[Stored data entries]
-- Begin --
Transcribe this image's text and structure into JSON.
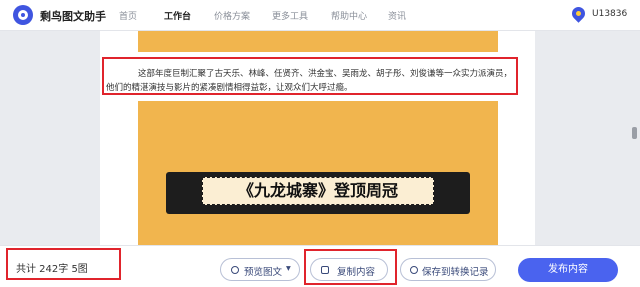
{
  "app": {
    "name": "剩鸟图文助手",
    "user": "U13836"
  },
  "nav": {
    "items": [
      "首页",
      "工作台",
      "价格方案",
      "更多工具",
      "帮助中心",
      "资讯"
    ],
    "active_index": 1
  },
  "article": {
    "paragraph": "这部年度巨制汇聚了古天乐、林峰、任贤齐、洪金宝、吴雨龙、胡子彤、刘俊谦等一众实力派演员，他们的精湛演技与影片的紧凑剧情相得益彰，让观众们大呼过瘾。",
    "image_title": "《九龙城寨》登顶周冠"
  },
  "footer": {
    "word_count": "共计 242字 5图",
    "preview_label": "预览图文",
    "preview_dropdown": "▾",
    "copy_label": "复制内容",
    "save_label": "保存到转换记录",
    "publish_label": "发布内容"
  },
  "icons": [
    "logo-icon",
    "location-icon",
    "eye-icon",
    "copy-icon",
    "save-icon"
  ],
  "colors": {
    "accent": "#4a63ef",
    "highlight": "#e0242c",
    "image_bg": "#f1b54e"
  }
}
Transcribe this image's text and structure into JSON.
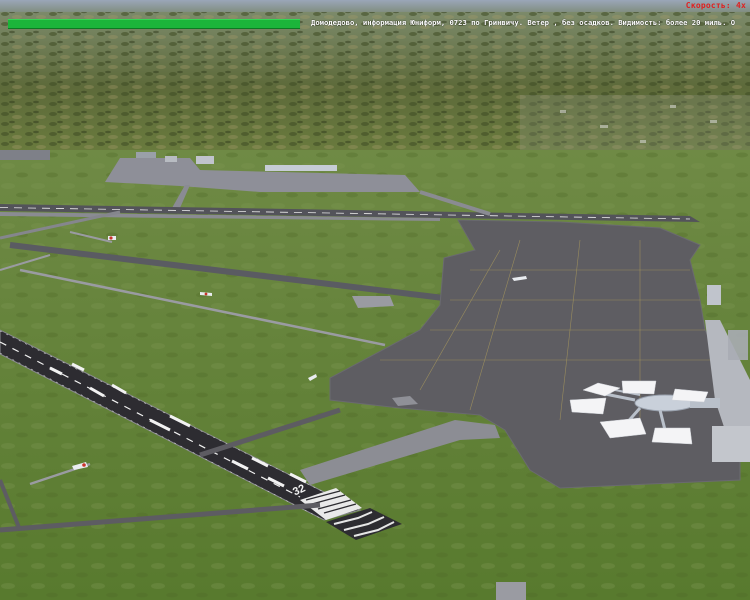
{
  "hud": {
    "speed_text": "Скорость: 4x",
    "atis_text": "Домодедово, информация Юниформ, 0723 по Гринвичу. Ветер , без осадков. Видимость:  более 20 миль. О"
  },
  "runway": {
    "marking": "32"
  },
  "colors": {
    "atis_bar": "#1bb53a",
    "speed_text": "#e02020",
    "grass": "#6b8a3f",
    "asphalt": "#5e5d62"
  }
}
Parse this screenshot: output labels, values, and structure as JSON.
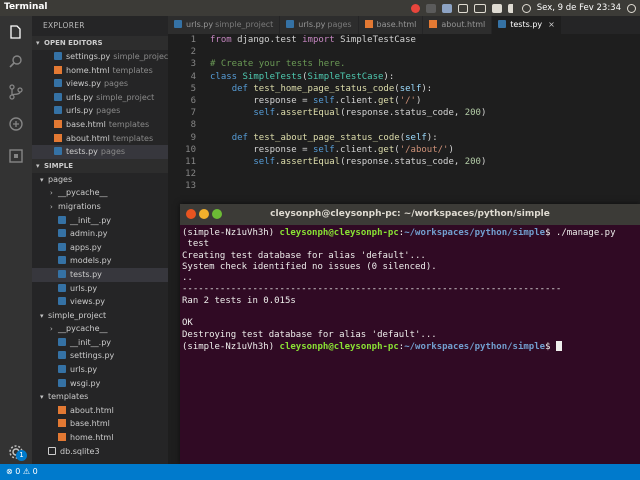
{
  "topbar": {
    "title": "Terminal",
    "clock": "Sex,  9 de Fev 23:34",
    "tray_icons": [
      "chrome-icon",
      "app-icon",
      "dropbox-icon",
      "network-icon",
      "keyboard-icon",
      "pt-icon",
      "volume-icon",
      "clock-icon",
      "power-icon"
    ]
  },
  "activity": {
    "items": [
      "explorer-icon",
      "search-icon",
      "source-control-icon",
      "debug-icon",
      "extensions-icon"
    ],
    "settings_badge": "1"
  },
  "sidebar": {
    "title": "EXPLORER",
    "open_editors_label": "OPEN EDITORS",
    "open_editors": [
      {
        "name": "settings.py",
        "folder": "simple_project"
      },
      {
        "name": "home.html",
        "folder": "templates"
      },
      {
        "name": "views.py",
        "folder": "pages"
      },
      {
        "name": "urls.py",
        "folder": "simple_project"
      },
      {
        "name": "urls.py",
        "folder": "pages"
      },
      {
        "name": "base.html",
        "folder": "templates"
      },
      {
        "name": "about.html",
        "folder": "templates"
      },
      {
        "name": "tests.py",
        "folder": "pages"
      }
    ],
    "project_label": "SIMPLE",
    "tree": [
      {
        "name": "pages",
        "indent": 1,
        "kind": "folder-open"
      },
      {
        "name": "__pycache__",
        "indent": 2,
        "kind": "folder"
      },
      {
        "name": "migrations",
        "indent": 2,
        "kind": "folder"
      },
      {
        "name": "__init__.py",
        "indent": 2,
        "kind": "py"
      },
      {
        "name": "admin.py",
        "indent": 2,
        "kind": "py"
      },
      {
        "name": "apps.py",
        "indent": 2,
        "kind": "py"
      },
      {
        "name": "models.py",
        "indent": 2,
        "kind": "py"
      },
      {
        "name": "tests.py",
        "indent": 2,
        "kind": "py",
        "active": true
      },
      {
        "name": "urls.py",
        "indent": 2,
        "kind": "py"
      },
      {
        "name": "views.py",
        "indent": 2,
        "kind": "py"
      },
      {
        "name": "simple_project",
        "indent": 1,
        "kind": "folder-open"
      },
      {
        "name": "__pycache__",
        "indent": 2,
        "kind": "folder"
      },
      {
        "name": "__init__.py",
        "indent": 2,
        "kind": "py"
      },
      {
        "name": "settings.py",
        "indent": 2,
        "kind": "py"
      },
      {
        "name": "urls.py",
        "indent": 2,
        "kind": "py"
      },
      {
        "name": "wsgi.py",
        "indent": 2,
        "kind": "py"
      },
      {
        "name": "templates",
        "indent": 1,
        "kind": "folder-open"
      },
      {
        "name": "about.html",
        "indent": 2,
        "kind": "html"
      },
      {
        "name": "base.html",
        "indent": 2,
        "kind": "html"
      },
      {
        "name": "home.html",
        "indent": 2,
        "kind": "html"
      },
      {
        "name": "db.sqlite3",
        "indent": 1,
        "kind": "db"
      }
    ]
  },
  "tabs": [
    {
      "name": "urls.py",
      "folder": "simple_project",
      "kind": "py"
    },
    {
      "name": "urls.py",
      "folder": "pages",
      "kind": "py"
    },
    {
      "name": "base.html",
      "folder": "",
      "kind": "html"
    },
    {
      "name": "about.html",
      "folder": "",
      "kind": "html"
    },
    {
      "name": "tests.py",
      "folder": "",
      "kind": "py",
      "active": true,
      "close": "×"
    }
  ],
  "editor": {
    "lines": [
      [
        {
          "t": "from ",
          "c": "kw2"
        },
        {
          "t": "django.test ",
          "c": "plain"
        },
        {
          "t": "import ",
          "c": "kw2"
        },
        {
          "t": "SimpleTestCase",
          "c": "plain"
        }
      ],
      [],
      [
        {
          "t": "# Create your tests here.",
          "c": "cm"
        }
      ],
      [
        {
          "t": "class ",
          "c": "kw"
        },
        {
          "t": "SimpleTests",
          "c": "cls"
        },
        {
          "t": "(",
          "c": "plain"
        },
        {
          "t": "SimpleTestCase",
          "c": "cls"
        },
        {
          "t": "):",
          "c": "plain"
        }
      ],
      [
        {
          "t": "    ",
          "c": "plain"
        },
        {
          "t": "def ",
          "c": "kw"
        },
        {
          "t": "test_home_page_status_code",
          "c": "fn"
        },
        {
          "t": "(",
          "c": "plain"
        },
        {
          "t": "self",
          "c": "self"
        },
        {
          "t": "):",
          "c": "plain"
        }
      ],
      [
        {
          "t": "        response = ",
          "c": "plain"
        },
        {
          "t": "self",
          "c": "kw"
        },
        {
          "t": ".client.",
          "c": "plain"
        },
        {
          "t": "get",
          "c": "fn"
        },
        {
          "t": "(",
          "c": "plain"
        },
        {
          "t": "'/'",
          "c": "str"
        },
        {
          "t": ")",
          "c": "plain"
        }
      ],
      [
        {
          "t": "        ",
          "c": "plain"
        },
        {
          "t": "self",
          "c": "kw"
        },
        {
          "t": ".",
          "c": "plain"
        },
        {
          "t": "assertEqual",
          "c": "fn"
        },
        {
          "t": "(response.status_code, ",
          "c": "plain"
        },
        {
          "t": "200",
          "c": "num"
        },
        {
          "t": ")",
          "c": "plain"
        }
      ],
      [],
      [
        {
          "t": "    ",
          "c": "plain"
        },
        {
          "t": "def ",
          "c": "kw"
        },
        {
          "t": "test_about_page_status_code",
          "c": "fn"
        },
        {
          "t": "(",
          "c": "plain"
        },
        {
          "t": "self",
          "c": "self"
        },
        {
          "t": "):",
          "c": "plain"
        }
      ],
      [
        {
          "t": "        response = ",
          "c": "plain"
        },
        {
          "t": "self",
          "c": "kw"
        },
        {
          "t": ".client.",
          "c": "plain"
        },
        {
          "t": "get",
          "c": "fn"
        },
        {
          "t": "(",
          "c": "plain"
        },
        {
          "t": "'/about/'",
          "c": "str"
        },
        {
          "t": ")",
          "c": "plain"
        }
      ],
      [
        {
          "t": "        ",
          "c": "plain"
        },
        {
          "t": "self",
          "c": "kw"
        },
        {
          "t": ".",
          "c": "plain"
        },
        {
          "t": "assertEqual",
          "c": "fn"
        },
        {
          "t": "(response.status_code, ",
          "c": "plain"
        },
        {
          "t": "200",
          "c": "num"
        },
        {
          "t": ")",
          "c": "plain"
        }
      ],
      [],
      []
    ]
  },
  "terminal": {
    "title": "cleysonph@cleysonph-pc: ~/workspaces/python/simple",
    "lines": [
      [
        {
          "t": "(simple-Nz1uVh3h) ",
          "c": ""
        },
        {
          "t": "cleysonph@cleysonph-pc",
          "c": "t-user"
        },
        {
          "t": ":",
          "c": ""
        },
        {
          "t": "~/workspaces/python/simple",
          "c": "t-path"
        },
        {
          "t": "$ ./manage.py",
          "c": ""
        }
      ],
      [
        {
          "t": " test",
          "c": ""
        }
      ],
      [
        {
          "t": "Creating test database for alias 'default'...",
          "c": ""
        }
      ],
      [
        {
          "t": "System check identified no issues (0 silenced).",
          "c": ""
        }
      ],
      [
        {
          "t": "..",
          "c": ""
        }
      ],
      [
        {
          "t": "----------------------------------------------------------------------",
          "c": ""
        }
      ],
      [
        {
          "t": "Ran 2 tests in 0.015s",
          "c": ""
        }
      ],
      [],
      [
        {
          "t": "OK",
          "c": ""
        }
      ],
      [
        {
          "t": "Destroying test database for alias 'default'...",
          "c": ""
        }
      ],
      [
        {
          "t": "(simple-Nz1uVh3h) ",
          "c": ""
        },
        {
          "t": "cleysonph@cleysonph-pc",
          "c": "t-user"
        },
        {
          "t": ":",
          "c": ""
        },
        {
          "t": "~/workspaces/python/simple",
          "c": "t-path"
        },
        {
          "t": "$ ",
          "c": ""
        }
      ]
    ]
  },
  "statusbar": {
    "errors": "0",
    "warnings": "0"
  },
  "colors": {
    "py": "#3572a5",
    "html": "#e37933",
    "folder": "#c09553",
    "db": "#cccccc",
    "accent": "#007acc",
    "terminal_bg": "#300a24"
  }
}
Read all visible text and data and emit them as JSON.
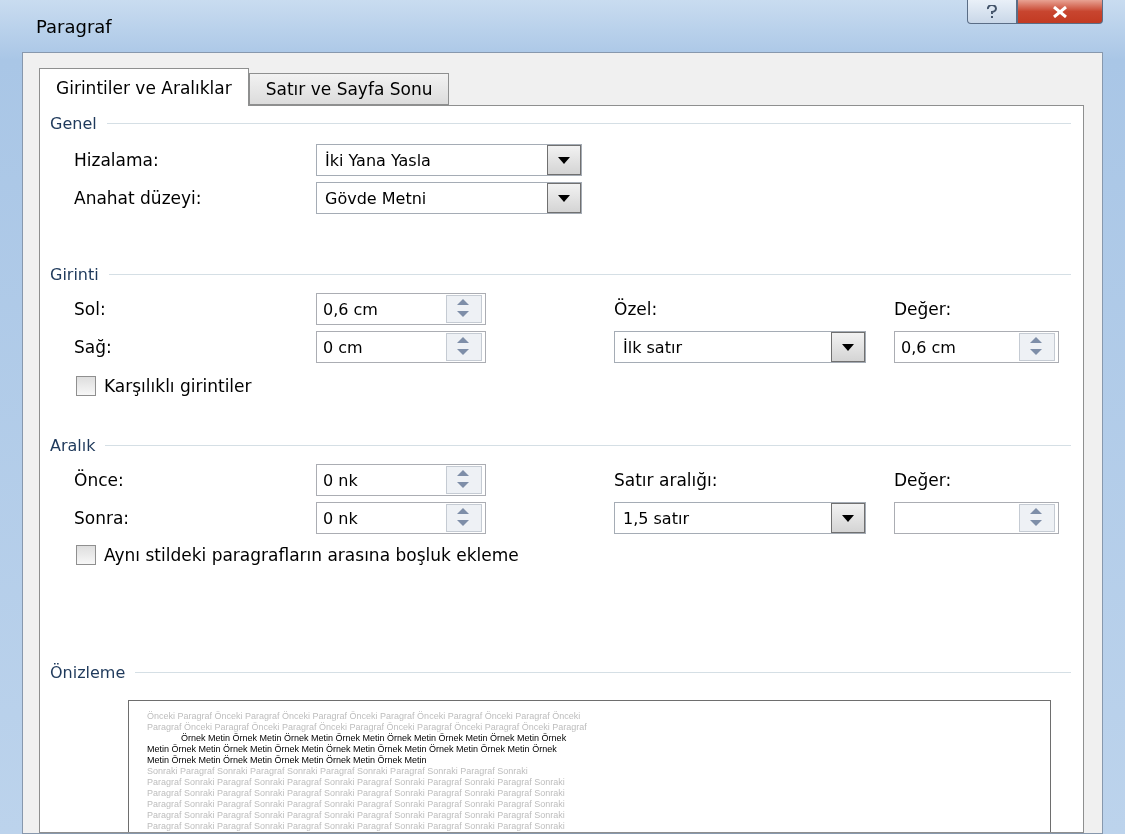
-- End --
Read the entries and select each line where the word "database" is found.

          "t": "Creating test database for alias 'default'...",
          "t": "Destroying test database for alias 'default'...",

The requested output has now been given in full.